▶ _What to produce_:
Retype the entire article on daily fantasy sports and gambling, word for word.

▶ _Passage shown_:
Playing Daily Fantasy Sports With Your Kids? ESPN Article Raises Questions About Gambling

September 23, 2015
Playing Daily Fantasy Sports With Your Kids? ESPN Article Raises Questions About Gambling

There is a debate raging in the gaming world when it comes to daily fantasy sports over whether DFS is gambling. The technical answer to this question depends on what state you’re in, as some states consider DFS contests gambling, while other states’ laws seem to designate DFS contests as a skill-based game and therefore not gambling.

However, on a visceral level, the vast majority of people would quickly place DFS in the gambling column without a second thought. As MGM Resorts CEO Jim Murren stated in an interview with News3LV, “But who in the world thinks that FanDuel or DraftKings — who’s going to tell me that’s not gambling? Of course it’s gambling.”

This opinion extends far beyond Murren and casino executives.

Page segmentation data
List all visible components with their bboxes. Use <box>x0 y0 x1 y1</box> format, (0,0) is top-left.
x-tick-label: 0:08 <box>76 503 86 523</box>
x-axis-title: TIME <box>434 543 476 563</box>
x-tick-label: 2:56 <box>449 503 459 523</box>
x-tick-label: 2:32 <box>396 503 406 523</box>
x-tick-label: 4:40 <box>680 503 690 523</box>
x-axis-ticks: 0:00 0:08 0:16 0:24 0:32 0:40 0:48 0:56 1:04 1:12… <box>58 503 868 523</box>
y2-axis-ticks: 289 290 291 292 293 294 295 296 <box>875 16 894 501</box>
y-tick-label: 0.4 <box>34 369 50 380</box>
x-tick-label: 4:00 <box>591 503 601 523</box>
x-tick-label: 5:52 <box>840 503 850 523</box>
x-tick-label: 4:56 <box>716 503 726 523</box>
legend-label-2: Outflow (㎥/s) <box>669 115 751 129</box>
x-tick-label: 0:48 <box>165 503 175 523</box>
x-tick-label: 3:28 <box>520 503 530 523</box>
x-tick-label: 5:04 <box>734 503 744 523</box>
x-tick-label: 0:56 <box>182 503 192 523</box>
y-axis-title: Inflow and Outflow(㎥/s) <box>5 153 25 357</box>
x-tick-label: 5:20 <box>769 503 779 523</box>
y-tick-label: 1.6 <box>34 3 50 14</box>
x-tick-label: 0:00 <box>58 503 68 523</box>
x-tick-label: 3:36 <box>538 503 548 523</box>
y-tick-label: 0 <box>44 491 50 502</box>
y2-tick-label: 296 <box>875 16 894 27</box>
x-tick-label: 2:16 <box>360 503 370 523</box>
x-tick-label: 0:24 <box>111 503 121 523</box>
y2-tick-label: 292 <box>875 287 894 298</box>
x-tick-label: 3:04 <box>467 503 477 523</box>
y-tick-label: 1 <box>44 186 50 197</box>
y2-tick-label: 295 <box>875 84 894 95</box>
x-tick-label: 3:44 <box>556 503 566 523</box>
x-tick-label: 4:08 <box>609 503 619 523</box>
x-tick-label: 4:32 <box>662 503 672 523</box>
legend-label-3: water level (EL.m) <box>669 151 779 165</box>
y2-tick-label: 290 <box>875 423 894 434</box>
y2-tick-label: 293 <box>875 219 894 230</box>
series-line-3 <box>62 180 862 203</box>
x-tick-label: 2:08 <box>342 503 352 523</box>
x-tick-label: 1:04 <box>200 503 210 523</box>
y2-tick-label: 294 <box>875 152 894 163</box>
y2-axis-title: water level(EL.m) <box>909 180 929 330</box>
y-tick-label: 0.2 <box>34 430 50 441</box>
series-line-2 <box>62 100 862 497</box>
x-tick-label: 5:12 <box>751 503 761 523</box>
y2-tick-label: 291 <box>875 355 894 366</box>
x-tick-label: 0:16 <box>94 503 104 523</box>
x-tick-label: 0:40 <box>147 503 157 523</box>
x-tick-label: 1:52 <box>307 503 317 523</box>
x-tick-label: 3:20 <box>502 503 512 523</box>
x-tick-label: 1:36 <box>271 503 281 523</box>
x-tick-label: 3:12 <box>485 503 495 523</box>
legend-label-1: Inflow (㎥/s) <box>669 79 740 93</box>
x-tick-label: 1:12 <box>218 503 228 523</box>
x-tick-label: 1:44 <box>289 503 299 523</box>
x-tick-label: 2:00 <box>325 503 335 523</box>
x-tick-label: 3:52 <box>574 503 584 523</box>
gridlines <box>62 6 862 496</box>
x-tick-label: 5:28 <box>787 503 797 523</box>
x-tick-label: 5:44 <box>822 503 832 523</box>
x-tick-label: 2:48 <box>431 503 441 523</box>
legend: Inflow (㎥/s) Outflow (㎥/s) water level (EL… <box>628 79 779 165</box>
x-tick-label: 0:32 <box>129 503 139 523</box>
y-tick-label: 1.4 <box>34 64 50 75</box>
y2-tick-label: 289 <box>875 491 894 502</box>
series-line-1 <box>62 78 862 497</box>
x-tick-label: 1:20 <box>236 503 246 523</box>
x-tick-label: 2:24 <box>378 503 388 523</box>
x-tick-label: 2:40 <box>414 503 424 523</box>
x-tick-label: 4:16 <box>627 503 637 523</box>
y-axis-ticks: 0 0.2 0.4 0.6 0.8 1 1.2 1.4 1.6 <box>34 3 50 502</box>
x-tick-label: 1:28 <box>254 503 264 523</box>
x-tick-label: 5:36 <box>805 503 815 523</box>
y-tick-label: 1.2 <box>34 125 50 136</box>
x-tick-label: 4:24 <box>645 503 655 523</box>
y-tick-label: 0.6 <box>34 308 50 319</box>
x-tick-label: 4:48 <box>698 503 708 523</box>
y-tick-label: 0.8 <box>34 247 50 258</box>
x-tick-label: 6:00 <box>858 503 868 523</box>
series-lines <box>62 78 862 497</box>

▶ _Answer area_:
Playing Daily Fantasy Sports With Your Kids? ESPN Article Raises Questions About Gambling

September 23, 2015
Playing Daily Fantasy Sports With Your Kids? ESPN Article Raises Questions About Gambling

There is a debate raging in the gaming world when it comes to daily fantasy sports over whether DFS is gambling. The technical answer to this question depends on what state you’re in, as some states consider DFS contests gambling, while other states’ laws seem to designate DFS contests as a skill-based game and therefore not gambling.

However, on a visceral level, the vast majority of people would quickly place DFS in the gambling column without a second thought. As MGM Resorts CEO Jim Murren stated in an interview with News3LV, “But who in the world thinks that FanDuel or DraftKings — who’s going to tell me that’s not gambling? Of course it’s gambling.”

This opinion extends far beyond Murren and casino executives.